Set task: Copy out each line containing "говорит" from the entries below.

------------------------------------------------------------------------

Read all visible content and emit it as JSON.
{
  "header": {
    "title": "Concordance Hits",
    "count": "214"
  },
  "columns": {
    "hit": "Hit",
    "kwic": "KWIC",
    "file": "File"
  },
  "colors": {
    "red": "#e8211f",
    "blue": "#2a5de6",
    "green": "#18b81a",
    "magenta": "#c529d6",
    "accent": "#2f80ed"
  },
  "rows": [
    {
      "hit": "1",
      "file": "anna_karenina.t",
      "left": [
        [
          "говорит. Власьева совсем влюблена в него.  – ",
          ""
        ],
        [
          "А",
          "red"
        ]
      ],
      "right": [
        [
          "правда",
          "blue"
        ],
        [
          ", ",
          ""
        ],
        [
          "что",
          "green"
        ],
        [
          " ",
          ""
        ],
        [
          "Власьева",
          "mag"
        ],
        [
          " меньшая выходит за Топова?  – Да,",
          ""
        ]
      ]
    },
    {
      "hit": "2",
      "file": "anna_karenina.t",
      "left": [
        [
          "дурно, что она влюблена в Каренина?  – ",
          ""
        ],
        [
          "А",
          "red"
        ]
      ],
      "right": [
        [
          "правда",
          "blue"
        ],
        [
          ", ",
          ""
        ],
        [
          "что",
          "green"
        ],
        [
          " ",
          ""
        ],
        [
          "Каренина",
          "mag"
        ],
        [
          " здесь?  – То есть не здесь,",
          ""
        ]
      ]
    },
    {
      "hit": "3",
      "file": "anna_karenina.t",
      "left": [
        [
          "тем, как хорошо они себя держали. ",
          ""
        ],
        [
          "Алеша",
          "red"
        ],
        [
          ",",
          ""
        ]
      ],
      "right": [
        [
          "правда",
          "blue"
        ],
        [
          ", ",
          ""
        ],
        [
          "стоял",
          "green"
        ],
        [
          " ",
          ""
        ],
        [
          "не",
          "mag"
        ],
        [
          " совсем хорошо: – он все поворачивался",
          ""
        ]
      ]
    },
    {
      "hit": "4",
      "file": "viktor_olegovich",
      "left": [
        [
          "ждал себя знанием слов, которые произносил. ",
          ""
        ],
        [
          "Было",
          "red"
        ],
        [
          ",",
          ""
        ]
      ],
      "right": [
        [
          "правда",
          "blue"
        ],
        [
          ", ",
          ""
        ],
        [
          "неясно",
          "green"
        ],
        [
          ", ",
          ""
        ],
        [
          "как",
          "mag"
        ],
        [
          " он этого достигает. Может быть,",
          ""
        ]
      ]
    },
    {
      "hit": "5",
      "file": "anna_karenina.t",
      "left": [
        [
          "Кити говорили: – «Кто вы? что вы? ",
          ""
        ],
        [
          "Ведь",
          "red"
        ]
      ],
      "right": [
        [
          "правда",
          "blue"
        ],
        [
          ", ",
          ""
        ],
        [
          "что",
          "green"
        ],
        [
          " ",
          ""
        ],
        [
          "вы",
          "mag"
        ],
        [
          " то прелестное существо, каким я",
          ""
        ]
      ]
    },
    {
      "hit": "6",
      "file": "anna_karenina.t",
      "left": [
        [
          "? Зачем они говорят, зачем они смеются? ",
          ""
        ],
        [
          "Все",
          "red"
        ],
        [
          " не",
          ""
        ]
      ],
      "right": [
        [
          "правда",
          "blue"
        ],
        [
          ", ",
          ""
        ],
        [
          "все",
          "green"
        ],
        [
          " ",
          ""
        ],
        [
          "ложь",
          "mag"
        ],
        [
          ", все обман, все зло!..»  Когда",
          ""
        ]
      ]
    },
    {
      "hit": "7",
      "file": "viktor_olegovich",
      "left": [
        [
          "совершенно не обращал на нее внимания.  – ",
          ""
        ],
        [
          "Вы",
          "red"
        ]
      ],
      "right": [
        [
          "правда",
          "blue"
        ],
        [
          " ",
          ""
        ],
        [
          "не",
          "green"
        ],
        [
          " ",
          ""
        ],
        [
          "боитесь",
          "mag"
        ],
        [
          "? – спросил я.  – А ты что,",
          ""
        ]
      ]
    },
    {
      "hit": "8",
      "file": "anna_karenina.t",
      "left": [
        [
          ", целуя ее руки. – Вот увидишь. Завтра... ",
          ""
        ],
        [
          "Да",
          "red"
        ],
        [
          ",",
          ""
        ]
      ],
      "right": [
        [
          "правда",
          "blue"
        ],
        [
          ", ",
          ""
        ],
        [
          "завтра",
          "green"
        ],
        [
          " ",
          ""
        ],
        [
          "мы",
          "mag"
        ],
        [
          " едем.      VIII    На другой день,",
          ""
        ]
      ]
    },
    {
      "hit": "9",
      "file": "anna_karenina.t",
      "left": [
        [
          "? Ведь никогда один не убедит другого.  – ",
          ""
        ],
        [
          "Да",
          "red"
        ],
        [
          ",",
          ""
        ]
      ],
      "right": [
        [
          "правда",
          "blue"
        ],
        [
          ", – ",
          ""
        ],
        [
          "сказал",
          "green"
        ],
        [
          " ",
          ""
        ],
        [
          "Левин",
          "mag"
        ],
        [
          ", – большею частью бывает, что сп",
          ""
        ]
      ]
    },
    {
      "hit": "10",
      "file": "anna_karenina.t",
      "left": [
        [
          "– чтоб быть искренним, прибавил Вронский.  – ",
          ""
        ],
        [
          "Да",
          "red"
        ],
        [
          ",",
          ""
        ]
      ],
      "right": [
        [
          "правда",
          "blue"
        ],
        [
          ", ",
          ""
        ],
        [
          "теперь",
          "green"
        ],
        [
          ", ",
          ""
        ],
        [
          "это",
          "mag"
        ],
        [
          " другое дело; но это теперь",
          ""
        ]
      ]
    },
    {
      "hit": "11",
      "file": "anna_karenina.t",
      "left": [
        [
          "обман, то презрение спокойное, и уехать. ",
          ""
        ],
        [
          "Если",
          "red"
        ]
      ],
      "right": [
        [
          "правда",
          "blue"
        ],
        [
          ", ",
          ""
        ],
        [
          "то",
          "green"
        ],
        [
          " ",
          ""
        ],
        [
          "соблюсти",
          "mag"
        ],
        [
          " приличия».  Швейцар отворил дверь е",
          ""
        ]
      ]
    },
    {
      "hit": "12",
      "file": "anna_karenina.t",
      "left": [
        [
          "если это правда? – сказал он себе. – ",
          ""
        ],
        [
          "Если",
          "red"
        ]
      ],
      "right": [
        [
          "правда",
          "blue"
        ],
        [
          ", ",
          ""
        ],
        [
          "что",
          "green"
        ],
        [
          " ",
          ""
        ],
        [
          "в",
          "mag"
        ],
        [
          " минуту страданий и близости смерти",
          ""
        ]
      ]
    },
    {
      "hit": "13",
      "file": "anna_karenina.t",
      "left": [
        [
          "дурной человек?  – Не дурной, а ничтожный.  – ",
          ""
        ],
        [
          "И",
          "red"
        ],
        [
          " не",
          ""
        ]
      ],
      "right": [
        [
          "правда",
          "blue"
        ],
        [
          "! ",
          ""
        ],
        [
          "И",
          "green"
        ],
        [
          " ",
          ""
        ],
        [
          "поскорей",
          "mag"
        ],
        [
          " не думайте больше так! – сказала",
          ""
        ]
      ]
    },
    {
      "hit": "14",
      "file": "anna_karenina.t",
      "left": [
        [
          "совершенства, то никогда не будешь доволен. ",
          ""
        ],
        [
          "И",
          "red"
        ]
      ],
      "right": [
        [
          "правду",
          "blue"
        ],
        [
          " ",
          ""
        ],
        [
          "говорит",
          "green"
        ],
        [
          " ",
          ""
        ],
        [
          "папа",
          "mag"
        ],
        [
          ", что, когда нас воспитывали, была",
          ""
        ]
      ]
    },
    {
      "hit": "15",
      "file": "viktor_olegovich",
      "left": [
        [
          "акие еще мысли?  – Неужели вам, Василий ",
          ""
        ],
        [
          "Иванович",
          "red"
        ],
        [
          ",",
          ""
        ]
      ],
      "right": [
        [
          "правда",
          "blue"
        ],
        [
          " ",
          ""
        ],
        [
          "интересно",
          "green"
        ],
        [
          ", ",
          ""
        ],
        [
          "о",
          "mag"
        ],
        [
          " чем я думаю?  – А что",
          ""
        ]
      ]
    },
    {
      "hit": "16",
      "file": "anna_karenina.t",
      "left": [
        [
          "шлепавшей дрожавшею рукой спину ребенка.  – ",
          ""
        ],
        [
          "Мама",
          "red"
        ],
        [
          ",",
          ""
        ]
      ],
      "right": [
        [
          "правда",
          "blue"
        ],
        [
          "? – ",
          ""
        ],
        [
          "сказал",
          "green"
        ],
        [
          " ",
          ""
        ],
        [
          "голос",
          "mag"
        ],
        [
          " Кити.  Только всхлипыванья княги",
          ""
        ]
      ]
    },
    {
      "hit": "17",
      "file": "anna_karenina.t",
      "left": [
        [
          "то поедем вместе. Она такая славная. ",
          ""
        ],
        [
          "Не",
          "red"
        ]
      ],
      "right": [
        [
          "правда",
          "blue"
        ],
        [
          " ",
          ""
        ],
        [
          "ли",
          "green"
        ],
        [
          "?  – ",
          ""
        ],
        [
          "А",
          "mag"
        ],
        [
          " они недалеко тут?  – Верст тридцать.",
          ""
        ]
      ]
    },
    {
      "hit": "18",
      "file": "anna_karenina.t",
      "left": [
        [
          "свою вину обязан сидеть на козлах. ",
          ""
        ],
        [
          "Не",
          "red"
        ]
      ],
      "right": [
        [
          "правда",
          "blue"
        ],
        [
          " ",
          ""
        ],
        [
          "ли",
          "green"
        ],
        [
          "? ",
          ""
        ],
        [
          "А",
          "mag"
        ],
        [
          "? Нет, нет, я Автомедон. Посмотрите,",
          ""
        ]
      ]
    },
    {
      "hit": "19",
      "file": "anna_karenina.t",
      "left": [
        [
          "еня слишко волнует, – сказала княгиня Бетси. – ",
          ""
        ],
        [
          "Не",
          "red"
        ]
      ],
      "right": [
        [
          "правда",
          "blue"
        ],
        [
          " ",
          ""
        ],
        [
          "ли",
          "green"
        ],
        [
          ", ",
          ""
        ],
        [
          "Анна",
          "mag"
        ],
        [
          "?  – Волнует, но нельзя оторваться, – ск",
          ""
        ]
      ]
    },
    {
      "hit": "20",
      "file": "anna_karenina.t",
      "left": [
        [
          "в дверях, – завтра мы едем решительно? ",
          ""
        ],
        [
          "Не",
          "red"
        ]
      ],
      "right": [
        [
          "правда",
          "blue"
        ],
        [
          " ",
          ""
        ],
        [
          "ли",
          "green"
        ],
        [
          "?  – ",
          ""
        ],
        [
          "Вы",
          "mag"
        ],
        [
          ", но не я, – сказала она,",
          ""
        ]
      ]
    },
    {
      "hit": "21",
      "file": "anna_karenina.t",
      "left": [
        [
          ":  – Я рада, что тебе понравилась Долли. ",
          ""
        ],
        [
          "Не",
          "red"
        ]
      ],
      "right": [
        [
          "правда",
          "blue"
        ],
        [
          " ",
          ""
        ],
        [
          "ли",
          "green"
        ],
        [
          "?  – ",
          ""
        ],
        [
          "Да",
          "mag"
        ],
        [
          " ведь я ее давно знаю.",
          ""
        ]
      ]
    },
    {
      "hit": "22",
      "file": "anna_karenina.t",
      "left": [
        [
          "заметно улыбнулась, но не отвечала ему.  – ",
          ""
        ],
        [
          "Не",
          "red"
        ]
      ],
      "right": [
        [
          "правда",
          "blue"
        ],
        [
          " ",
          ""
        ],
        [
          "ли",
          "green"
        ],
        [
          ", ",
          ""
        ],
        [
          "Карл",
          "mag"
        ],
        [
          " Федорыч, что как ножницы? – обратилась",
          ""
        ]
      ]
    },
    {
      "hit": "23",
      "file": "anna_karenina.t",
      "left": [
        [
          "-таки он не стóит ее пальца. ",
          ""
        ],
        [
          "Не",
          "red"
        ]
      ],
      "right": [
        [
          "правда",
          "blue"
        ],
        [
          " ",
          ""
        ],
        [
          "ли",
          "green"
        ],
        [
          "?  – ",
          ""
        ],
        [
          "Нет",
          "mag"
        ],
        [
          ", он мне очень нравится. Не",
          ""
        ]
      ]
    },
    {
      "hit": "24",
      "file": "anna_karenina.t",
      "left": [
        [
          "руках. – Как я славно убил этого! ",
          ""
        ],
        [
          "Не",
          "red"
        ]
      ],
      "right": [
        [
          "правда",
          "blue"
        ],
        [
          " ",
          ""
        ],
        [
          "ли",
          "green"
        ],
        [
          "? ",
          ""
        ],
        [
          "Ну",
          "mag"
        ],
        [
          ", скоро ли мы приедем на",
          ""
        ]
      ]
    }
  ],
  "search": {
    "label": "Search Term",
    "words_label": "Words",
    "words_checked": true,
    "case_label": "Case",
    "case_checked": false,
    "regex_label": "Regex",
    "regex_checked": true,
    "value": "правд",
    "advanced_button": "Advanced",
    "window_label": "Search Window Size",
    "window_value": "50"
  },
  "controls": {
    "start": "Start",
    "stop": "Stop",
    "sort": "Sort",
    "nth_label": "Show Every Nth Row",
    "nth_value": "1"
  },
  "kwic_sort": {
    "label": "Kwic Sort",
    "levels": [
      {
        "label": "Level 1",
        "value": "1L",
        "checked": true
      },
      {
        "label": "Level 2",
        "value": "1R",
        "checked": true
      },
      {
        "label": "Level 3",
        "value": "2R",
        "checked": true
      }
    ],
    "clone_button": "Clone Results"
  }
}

------------------------------------------------------------------------

Output below:
          "говорит. Власьева совсем влюблена в него.  – ",
          "говорит",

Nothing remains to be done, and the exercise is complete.